> **Supplied records**:
──────────
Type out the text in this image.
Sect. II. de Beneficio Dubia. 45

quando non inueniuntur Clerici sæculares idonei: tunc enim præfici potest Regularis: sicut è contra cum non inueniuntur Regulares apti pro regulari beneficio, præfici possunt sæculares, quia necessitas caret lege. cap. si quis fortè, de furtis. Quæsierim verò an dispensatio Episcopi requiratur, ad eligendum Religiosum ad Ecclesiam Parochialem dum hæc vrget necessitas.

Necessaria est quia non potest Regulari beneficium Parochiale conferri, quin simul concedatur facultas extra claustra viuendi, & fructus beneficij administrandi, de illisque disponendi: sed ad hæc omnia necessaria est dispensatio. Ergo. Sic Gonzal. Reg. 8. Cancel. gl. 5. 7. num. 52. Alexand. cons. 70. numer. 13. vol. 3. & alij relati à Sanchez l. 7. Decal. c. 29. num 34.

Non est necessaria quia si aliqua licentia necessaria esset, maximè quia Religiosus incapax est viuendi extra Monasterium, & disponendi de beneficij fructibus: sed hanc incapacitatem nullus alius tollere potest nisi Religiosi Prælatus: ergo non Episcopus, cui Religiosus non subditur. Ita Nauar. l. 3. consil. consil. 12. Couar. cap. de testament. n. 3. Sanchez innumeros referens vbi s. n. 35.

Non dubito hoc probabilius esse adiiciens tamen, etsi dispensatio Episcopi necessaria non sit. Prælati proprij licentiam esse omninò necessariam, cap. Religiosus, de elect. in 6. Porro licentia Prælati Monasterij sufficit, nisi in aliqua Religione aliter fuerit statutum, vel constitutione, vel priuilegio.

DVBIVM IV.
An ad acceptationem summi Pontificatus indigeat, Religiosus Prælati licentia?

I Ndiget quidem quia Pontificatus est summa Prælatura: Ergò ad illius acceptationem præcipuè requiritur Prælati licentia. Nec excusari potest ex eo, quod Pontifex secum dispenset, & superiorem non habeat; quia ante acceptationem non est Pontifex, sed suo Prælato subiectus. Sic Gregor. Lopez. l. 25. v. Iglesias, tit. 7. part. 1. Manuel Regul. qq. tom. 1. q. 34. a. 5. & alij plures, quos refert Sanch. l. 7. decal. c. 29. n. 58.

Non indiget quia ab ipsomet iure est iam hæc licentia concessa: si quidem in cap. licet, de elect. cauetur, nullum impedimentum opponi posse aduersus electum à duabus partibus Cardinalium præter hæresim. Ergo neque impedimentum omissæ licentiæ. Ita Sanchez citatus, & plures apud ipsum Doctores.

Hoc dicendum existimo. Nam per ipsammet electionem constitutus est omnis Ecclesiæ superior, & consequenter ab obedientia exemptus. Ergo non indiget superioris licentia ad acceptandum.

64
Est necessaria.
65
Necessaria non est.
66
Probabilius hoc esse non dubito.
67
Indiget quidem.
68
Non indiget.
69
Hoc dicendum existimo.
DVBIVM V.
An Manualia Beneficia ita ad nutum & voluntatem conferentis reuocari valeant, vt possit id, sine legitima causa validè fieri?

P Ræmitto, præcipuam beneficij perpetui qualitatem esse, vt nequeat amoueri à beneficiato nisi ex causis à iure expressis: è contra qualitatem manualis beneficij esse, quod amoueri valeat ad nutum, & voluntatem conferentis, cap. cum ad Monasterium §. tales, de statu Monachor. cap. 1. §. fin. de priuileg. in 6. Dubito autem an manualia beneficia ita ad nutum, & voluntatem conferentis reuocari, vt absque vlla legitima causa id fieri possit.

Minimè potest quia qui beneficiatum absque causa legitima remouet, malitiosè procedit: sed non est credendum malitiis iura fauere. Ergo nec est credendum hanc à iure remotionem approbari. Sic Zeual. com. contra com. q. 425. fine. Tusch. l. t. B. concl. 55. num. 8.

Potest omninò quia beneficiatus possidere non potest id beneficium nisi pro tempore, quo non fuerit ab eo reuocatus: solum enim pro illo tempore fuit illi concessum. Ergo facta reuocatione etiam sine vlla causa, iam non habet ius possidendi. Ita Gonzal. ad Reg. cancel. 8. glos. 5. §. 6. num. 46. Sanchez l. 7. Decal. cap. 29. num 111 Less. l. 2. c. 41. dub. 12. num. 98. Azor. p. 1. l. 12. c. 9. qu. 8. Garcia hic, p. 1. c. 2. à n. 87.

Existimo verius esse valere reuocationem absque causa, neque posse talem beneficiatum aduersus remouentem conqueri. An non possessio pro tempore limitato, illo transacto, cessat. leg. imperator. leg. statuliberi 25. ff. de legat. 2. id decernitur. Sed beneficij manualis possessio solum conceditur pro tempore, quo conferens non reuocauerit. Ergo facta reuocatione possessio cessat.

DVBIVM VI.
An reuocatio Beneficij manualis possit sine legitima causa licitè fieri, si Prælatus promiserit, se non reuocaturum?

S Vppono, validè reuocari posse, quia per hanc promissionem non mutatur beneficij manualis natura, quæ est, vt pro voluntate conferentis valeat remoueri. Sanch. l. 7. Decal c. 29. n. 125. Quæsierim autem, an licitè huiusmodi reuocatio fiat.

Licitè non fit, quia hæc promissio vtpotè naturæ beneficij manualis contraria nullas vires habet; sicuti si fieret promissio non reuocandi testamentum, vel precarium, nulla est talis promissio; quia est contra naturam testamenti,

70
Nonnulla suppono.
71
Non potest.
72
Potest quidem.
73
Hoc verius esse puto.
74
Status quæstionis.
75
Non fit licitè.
──────────
> **Problem requirements**:
Your task is to transcribe the material exactly.

> **Solution to this exercise**:
Type out the text in this image.
Sect. II. de Beneficio Dubia. 45

quando non inueniuntur Clerici sæculares idonei: tunc enim præfici potest Regularis: sicut è contra cum non inueniuntur Regulares apti pro regulari beneficio, præfici possunt sæculares, quia necessitas caret lege. cap. si quis fortè, de furtis. Quæsierim verò an dispensatio Episcopi requiratur, ad eligendum Religiosum ad Ecclesiam Parochialem dum hæc vrget necessitas.

Necessaria est quia non potest Regulari beneficium Parochiale conferri, quin simul concedatur facultas extra claustra viuendi, & fructus beneficij administrandi, de illisque disponendi: sed ad hæc omnia necessaria est dispensatio. Ergo. Sic Gonzal. Reg. 8. Cancel. gl. 5. 7. num. 52. Alexand. cons. 70. numer. 13. vol. 3. & alij relati à Sanchez l. 7. Decal. c. 29. num 34.

Non est necessaria quia si aliqua licentia necessaria esset, maximè quia Religiosus incapax est viuendi extra Monasterium, & disponendi de beneficij fructibus: sed hanc incapacitatem nullus alius tollere potest nisi Religiosi Prælatus: ergo non Episcopus, cui Religiosus non subditur. Ita Nauar. l. 3. consil. consil. 12. Couar. cap. de testament. n. 3. Sanchez innumeros referens vbi s. n. 35.

Non dubito hoc probabilius esse adiiciens tamen, etsi dispensatio Episcopi necessaria non sit. Prælati proprij licentiam esse omninò necessariam, cap. Religiosus, de elect. in 6. Porro licentia Prælati Monasterij sufficit, nisi in aliqua Religione aliter fuerit statutum, vel constitutione, vel priuilegio.

DVBIVM IV.
An ad acceptationem summi Pontificatus indigeat, Religiosus Prælati licentia?

I Ndiget quidem quia Pontificatus est summa Prælatura: Ergò ad illius acceptationem præcipuè requiritur Prælati licentia. Nec excusari potest ex eo, quod Pontifex secum dispenset, & superiorem non habeat; quia ante acceptationem non est Pontifex, sed suo Prælato subiectus. Sic Gregor. Lopez. l. 25. v. Iglesias, tit. 7. part. 1. Manuel Regul. qq. tom. 1. q. 34. a. 5. & alij plures, quos refert Sanch. l. 7. decal. c. 29. n. 58.

Non indiget quia ab ipsomet iure est iam hæc licentia concessa: si quidem in cap. licet, de elect. cauetur, nullum impedimentum opponi posse aduersus electum à duabus partibus Cardinalium præter hæresim. Ergo neque impedimentum omissæ licentiæ. Ita Sanchez citatus, & plures apud ipsum Doctores.

Hoc dicendum existimo. Nam per ipsammet electionem constitutus est omnis Ecclesiæ superior, & consequenter ab obedientia exemptus. Ergo non indiget superioris licentia ad acceptandum.

64
Est necessaria.
65
Necessaria non est.
66
Probabilius hoc esse non dubito.
67
Indiget quidem.
68
Non indiget.
69
Hoc dicendum existimo.
DVBIVM V.
An Manualia Beneficia ita ad nutum & voluntatem conferentis reuocari valeant, vt possit id, sine legitima causa validè fieri?

P Ræmitto, præcipuam beneficij perpetui qualitatem esse, vt nequeat amoueri à beneficiato nisi ex causis à iure expressis: è contra qualitatem manualis beneficij esse, quod amoueri valeat ad nutum, & voluntatem conferentis, cap. cum ad Monasterium §. tales, de statu Monachor. cap. 1. §. fin. de priuileg. in 6. Dubito autem an manualia beneficia ita ad nutum, & voluntatem conferentis reuocari, vt absque vlla legitima causa id fieri possit.

Minimè potest quia qui beneficiatum absque causa legitima remouet, malitiosè procedit: sed non est credendum malitiis iura fauere. Ergo nec est credendum hanc à iure remotionem approbari. Sic Zeual. com. contra com. q. 425. fine. Tusch. l. t. B. concl. 55. num. 8.

Potest omninò quia beneficiatus possidere non potest id beneficium nisi pro tempore, quo non fuerit ab eo reuocatus: solum enim pro illo tempore fuit illi concessum. Ergo facta reuocatione etiam sine vlla causa, iam non habet ius possidendi. Ita Gonzal. ad Reg. cancel. 8. glos. 5. §. 6. num. 46. Sanchez l. 7. Decal. cap. 29. num 111 Less. l. 2. c. 41. dub. 12. num. 98. Azor. p. 1. l. 12. c. 9. qu. 8. Garcia hic, p. 1. c. 2. à n. 87.

Existimo verius esse valere reuocationem absque causa, neque posse talem beneficiatum aduersus remouentem conqueri. An non possessio pro tempore limitato, illo transacto, cessat. leg. imperator. leg. statuliberi 25. ff. de legat. 2. id decernitur. Sed beneficij manualis possessio solum conceditur pro tempore, quo conferens non reuocauerit. Ergo facta reuocatione possessio cessat.

DVBIVM VI.
An reuocatio Beneficij manualis possit sine legitima causa licitè fieri, si Prælatus promiserit, se non reuocaturum?

S Vppono, validè reuocari posse, quia per hanc promissionem non mutatur beneficij manualis natura, quæ est, vt pro voluntate conferentis valeat remoueri. Sanch. l. 7. Decal c. 29. n. 125. Quæsierim autem, an licitè huiusmodi reuocatio fiat.

Licitè non fit, quia hæc promissio vtpotè naturæ beneficij manualis contraria nullas vires habet; sicuti si fieret promissio non reuocandi testamentum, vel precarium, nulla est talis promissio; quia est contra naturam testamenti,

70
Nonnulla suppono.
71
Non potest.
72
Potest quidem.
73
Hoc verius esse puto.
74
Status quæstionis.
75
Non fit licitè.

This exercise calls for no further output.